- _MATERIAL SHOWN_
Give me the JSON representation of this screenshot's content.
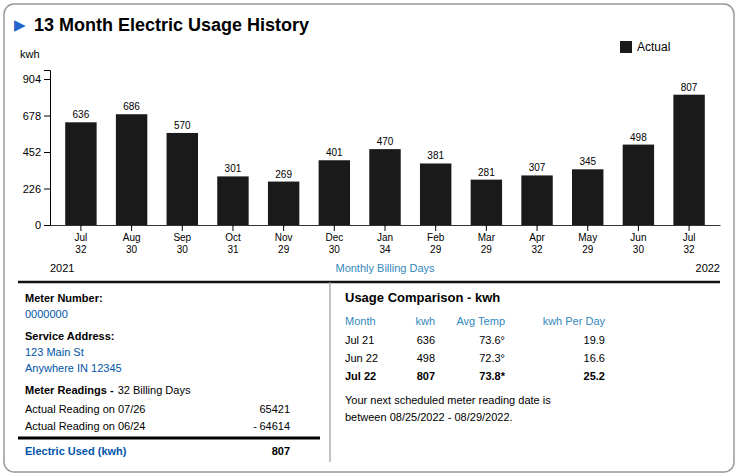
{
  "chart_data": {
    "type": "bar",
    "title": "13 Month Electric Usage History",
    "ylabel": "kwh",
    "xlabel": "Monthly Billing Days",
    "categories": [
      "Jul\n32",
      "Aug\n30",
      "Sep\n30",
      "Oct\n31",
      "Nov\n29",
      "Dec\n30",
      "Jan\n34",
      "Feb\n29",
      "Mar\n29",
      "Apr\n32",
      "May\n29",
      "Jun\n30",
      "Jul\n32"
    ],
    "series": [
      {
        "name": "Actual",
        "color": "#1a1a1a",
        "values": [
          636,
          686,
          570,
          301,
          269,
          401,
          470,
          381,
          281,
          307,
          345,
          498,
          807
        ]
      }
    ],
    "ylim": [
      0,
      960
    ],
    "yticks": [
      0,
      226,
      452,
      678,
      904
    ],
    "grid": false,
    "legend": "upper right",
    "data_labels": true,
    "annotations": [
      "▶",
      "2021",
      "2022",
      "Meter Number:",
      "0000000",
      "Service Address:",
      "123 Main St",
      "Anywhere IN 12345",
      "Meter Readings -",
      "32 Billing Days",
      "Actual Reading on 07/26",
      "65421",
      "Actual Reading on 06/24",
      "-",
      "64614",
      "Electric Used (kwh)",
      "807",
      "Your next scheduled meter reading date is\nbetween 08/25/2022 - 08/29/2022."
    ],
    "table": {
      "title": "Usage Comparison - kwh",
      "headers": [
        "Month",
        "kwh",
        "Avg Temp",
        "kwh Per Day"
      ],
      "rows": [
        [
          "Jul 21",
          "636",
          "73.6°",
          "19.9"
        ],
        [
          "Jun 22",
          "498",
          "72.3°",
          "16.6"
        ],
        [
          "Jul 22",
          "807",
          "73.8*",
          "25.2"
        ]
      ]
    }
  }
}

- _PROBLEM STATEMENT_
Go through the listing above and list every line that has the word "Usage".

- _COMPLETE OUTPUT_
    "title": "13 Month Electric Usage History",
      "title": "Usage Comparison - kwh",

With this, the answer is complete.